## Objective
Copy each line where the word "facilities" occurs.

## Given records
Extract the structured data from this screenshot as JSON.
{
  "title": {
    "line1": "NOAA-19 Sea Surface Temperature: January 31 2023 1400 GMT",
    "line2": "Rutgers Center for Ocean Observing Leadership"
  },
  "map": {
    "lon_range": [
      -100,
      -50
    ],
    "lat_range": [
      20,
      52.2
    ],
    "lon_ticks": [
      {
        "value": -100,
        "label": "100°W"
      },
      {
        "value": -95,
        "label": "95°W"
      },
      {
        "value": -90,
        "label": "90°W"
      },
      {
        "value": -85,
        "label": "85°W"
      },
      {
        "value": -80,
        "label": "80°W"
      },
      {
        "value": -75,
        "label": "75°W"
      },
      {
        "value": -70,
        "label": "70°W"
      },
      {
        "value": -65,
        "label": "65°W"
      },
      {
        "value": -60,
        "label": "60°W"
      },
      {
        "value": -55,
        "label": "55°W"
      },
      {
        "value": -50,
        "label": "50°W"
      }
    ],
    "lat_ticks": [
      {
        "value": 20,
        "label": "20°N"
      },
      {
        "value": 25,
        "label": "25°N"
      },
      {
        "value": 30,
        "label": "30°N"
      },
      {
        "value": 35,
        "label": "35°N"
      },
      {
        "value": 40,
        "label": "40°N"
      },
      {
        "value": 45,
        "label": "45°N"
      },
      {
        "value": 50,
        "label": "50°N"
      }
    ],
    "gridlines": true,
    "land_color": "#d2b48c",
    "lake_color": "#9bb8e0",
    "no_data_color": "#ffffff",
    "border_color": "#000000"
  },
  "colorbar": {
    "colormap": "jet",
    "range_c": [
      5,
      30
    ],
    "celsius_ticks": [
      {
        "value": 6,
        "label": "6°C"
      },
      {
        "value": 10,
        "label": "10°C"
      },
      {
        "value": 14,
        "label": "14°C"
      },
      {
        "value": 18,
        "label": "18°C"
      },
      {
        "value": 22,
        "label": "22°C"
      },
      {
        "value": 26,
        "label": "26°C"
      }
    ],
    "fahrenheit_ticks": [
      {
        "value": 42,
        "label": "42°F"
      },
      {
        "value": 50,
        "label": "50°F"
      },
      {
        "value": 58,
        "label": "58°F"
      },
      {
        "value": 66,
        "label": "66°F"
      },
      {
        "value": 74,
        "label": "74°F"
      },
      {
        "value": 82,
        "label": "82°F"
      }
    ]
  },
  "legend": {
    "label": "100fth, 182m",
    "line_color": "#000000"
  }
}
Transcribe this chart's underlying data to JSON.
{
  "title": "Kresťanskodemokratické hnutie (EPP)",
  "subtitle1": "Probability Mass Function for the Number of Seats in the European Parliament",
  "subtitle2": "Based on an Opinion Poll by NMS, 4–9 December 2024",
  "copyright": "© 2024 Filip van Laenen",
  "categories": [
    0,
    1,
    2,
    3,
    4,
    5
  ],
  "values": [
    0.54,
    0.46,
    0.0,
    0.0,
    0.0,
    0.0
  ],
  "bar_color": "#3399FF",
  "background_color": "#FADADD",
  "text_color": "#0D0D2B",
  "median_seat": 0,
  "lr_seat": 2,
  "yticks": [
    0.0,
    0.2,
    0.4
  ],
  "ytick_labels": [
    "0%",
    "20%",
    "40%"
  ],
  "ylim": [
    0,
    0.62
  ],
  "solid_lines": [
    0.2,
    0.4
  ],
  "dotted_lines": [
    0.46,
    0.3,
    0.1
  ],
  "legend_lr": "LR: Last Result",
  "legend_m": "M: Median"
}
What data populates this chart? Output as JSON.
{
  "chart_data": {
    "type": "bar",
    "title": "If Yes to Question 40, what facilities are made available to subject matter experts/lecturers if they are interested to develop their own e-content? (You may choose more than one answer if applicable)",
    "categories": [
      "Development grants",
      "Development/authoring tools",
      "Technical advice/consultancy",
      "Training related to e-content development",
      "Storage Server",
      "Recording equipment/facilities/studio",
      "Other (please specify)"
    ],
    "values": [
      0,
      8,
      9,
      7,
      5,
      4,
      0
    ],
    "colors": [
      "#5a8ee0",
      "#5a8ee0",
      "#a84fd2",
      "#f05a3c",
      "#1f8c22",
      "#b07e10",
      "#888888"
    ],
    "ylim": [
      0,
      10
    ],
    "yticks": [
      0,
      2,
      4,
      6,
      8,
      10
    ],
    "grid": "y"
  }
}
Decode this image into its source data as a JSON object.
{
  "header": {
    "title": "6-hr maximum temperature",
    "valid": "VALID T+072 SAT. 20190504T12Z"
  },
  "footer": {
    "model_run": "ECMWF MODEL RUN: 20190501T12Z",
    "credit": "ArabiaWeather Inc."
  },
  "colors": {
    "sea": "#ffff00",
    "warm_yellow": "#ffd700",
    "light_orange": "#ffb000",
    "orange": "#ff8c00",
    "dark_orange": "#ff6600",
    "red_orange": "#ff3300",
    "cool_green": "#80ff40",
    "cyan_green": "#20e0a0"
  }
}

## Answer to this task
    "title": "If Yes to Question 40, what facilities are made available to subject matter experts/lecturers if they are interested to develop their own e-content? (You may choose more than one answer if applicable)",
      "Recording equipment/facilities/studio",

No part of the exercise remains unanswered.